— Start Data shown —

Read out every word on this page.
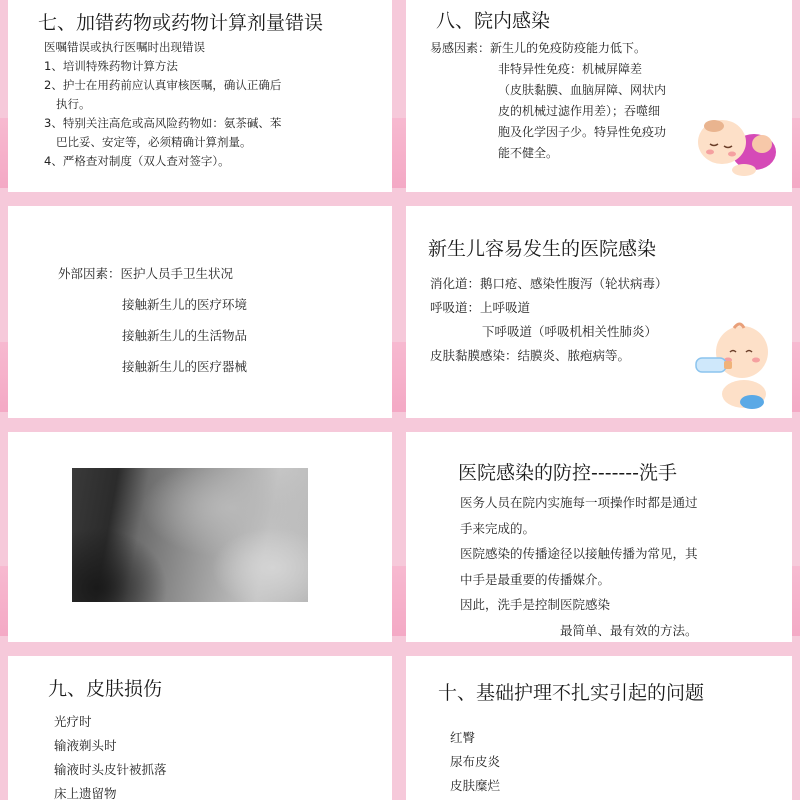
七、加错药物或药物计算剂量错误
医嘱错误或执行医嘱时出现错误
1、培训特殊药物计算方法
2、护士在用药前应认真审核医嘱，确认正确后
执行。
3、特别关注高危或高风险药物如：氨茶碱、苯
巴比妥、安定等，必须精确计算剂量。
4、严格查对制度（双人查对签字）。
八、院内感染
易感因素：新生儿的免疫防疫能力低下。
非特异性免疫：机械屏障差
（皮肤黏膜、血脑屏障、网状内
皮的机械过滤作用差）；吞噬细
胞及化学因子少。特异性免疫功
能不健全。
外部因素：医护人员手卫生状况
接触新生儿的医疗环境
接触新生儿的生活物品
接触新生儿的医疗器械
新生儿容易发生的医院感染
消化道：鹅口疮、感染性腹泻（轮状病毒）
呼吸道：上呼吸道
下呼吸道（呼吸机相关性肺炎）
皮肤黏膜感染：结膜炎、脓疱病等。
医院感染的防控-------洗手
医务人员在院内实施每一项操作时都是通过
手来完成的。
医院感染的传播途径以接触传播为常见，其
中手是最重要的传播媒介。
因此，洗手是控制医院感染
最简单、最有效的方法。
九、皮肤损伤
光疗时
输液剃头时
输液时头皮针被抓落
床上遗留物
十、基础护理不扎实引起的问题
红臀
尿布皮炎
皮肤糜烂
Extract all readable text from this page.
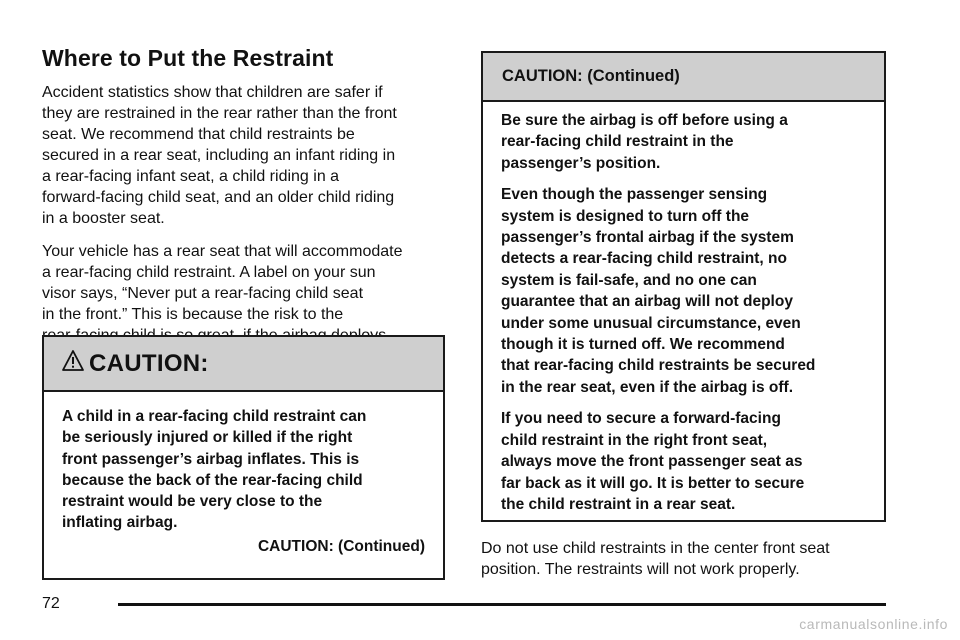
Where to Put the Restraint

Accident statistics show that children are safer if
they are restrained in the rear rather than the front
seat. We recommend that child restraints be
secured in a rear seat, including an infant riding in
a rear-facing infant seat, a child riding in a
forward-facing child seat, and an older child riding
in a booster seat.

Your vehicle has a rear seat that will accommodate
a rear-facing child restraint. A label on your sun
visor says, “Never put a rear-facing child seat
in the front.” This is because the risk to the

CAUTION:
A child in a rear-facing child restraint can
be seriously injured or killed if the right
front passenger’s airbag inflates. This is
because the back of the rear-facing child
restraint would be very close to the
inflating airbag.
CAUTION: (Continued)
CAUTION: (Continued)

Be sure the airbag is off before using a
rear-facing child restraint in the
passenger’s position.

Even though the passenger sensing
system is designed to turn off the
passenger’s frontal airbag if the system
detects a rear-facing child restraint, no
system is fail-safe, and no one can
guarantee that an airbag will not deploy
under some unusual circumstance, even
though it is turned off. We recommend
that rear-facing child restraints be secured
in the rear seat, even if the airbag is off.

If you need to secure a forward-facing
child restraint in the right front seat,
always move the front passenger seat as
far back as it will go. It is better to secure
the child restraint in a rear seat.

Do not use child restraints in the center front seat
position. The restraints will not work properly.
72
carmanualsonline.info
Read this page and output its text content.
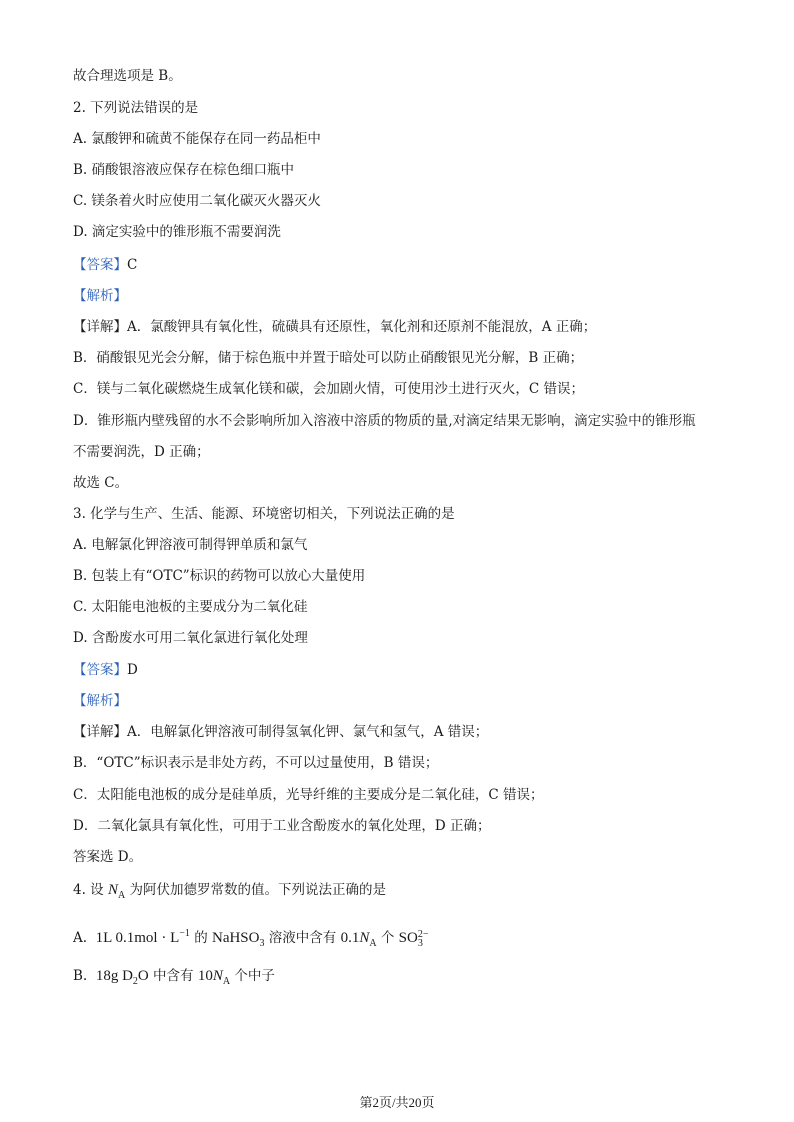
故合理选项是 B。
2. 下列说法错误的是
A. 氯酸钾和硫黄不能保存在同一药品柜中
B. 硝酸银溶液应保存在棕色细口瓶中
C. 镁条着火时应使用二氧化碳灭火器灭火
D. 滴定实验中的锥形瓶不需要润洗
【答案】C
【解析】
【详解】A．氯酸钾具有氧化性，硫磺具有还原性，氧化剂和还原剂不能混放，A 正确；
B．硝酸银见光会分解，储于棕色瓶中并置于暗处可以防止硝酸银见光分解，B 正确；
C．镁与二氧化碳燃烧生成氧化镁和碳，会加剧火情，可使用沙土进行灭火，C 错误；
D．锥形瓶内壁残留的水不会影响所加入溶液中溶质的物质的量,对滴定结果无影响，滴定实验中的锥形瓶
不需要润洗，D 正确；
故选 C。
3. 化学与生产、生活、能源、环境密切相关，下列说法正确的是
A. 电解氯化钾溶液可制得钾单质和氯气
B. 包装上有“OTC”标识的药物可以放心大量使用
C. 太阳能电池板的主要成分为二氧化硅
D. 含酚废水可用二氧化氯进行氧化处理
【答案】D
【解析】
【详解】A．电解氯化钾溶液可制得氢氧化钾、氯气和氢气，A 错误；
B．“OTC”标识表示是非处方药，不可以过量使用，B 错误；
C．太阳能电池板的成分是硅单质，光导纤维的主要成分是二氧化硅，C 错误；
D．二氧化氯具有氧化性，可用于工业含酚废水的氧化处理，D 正确；
答案选 D。
4. 设 $N_A$ 为阿伏加德罗常数的值。下列说法正确的是
A. 1L $0.1mol \cdot L^{-1}$ 的 NaHSO$_3$ 溶液中含有 $0.1N_A$ 个 SO 2−
3
B. 18g $D_2O$ 中含有 $10N_A$ 个中子
第2页/共20页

— End Data shown —

Where does the word "recommend" appear? Return each line that holds it.

seat. We recommend that child restraints be
though it is turned off. We recommend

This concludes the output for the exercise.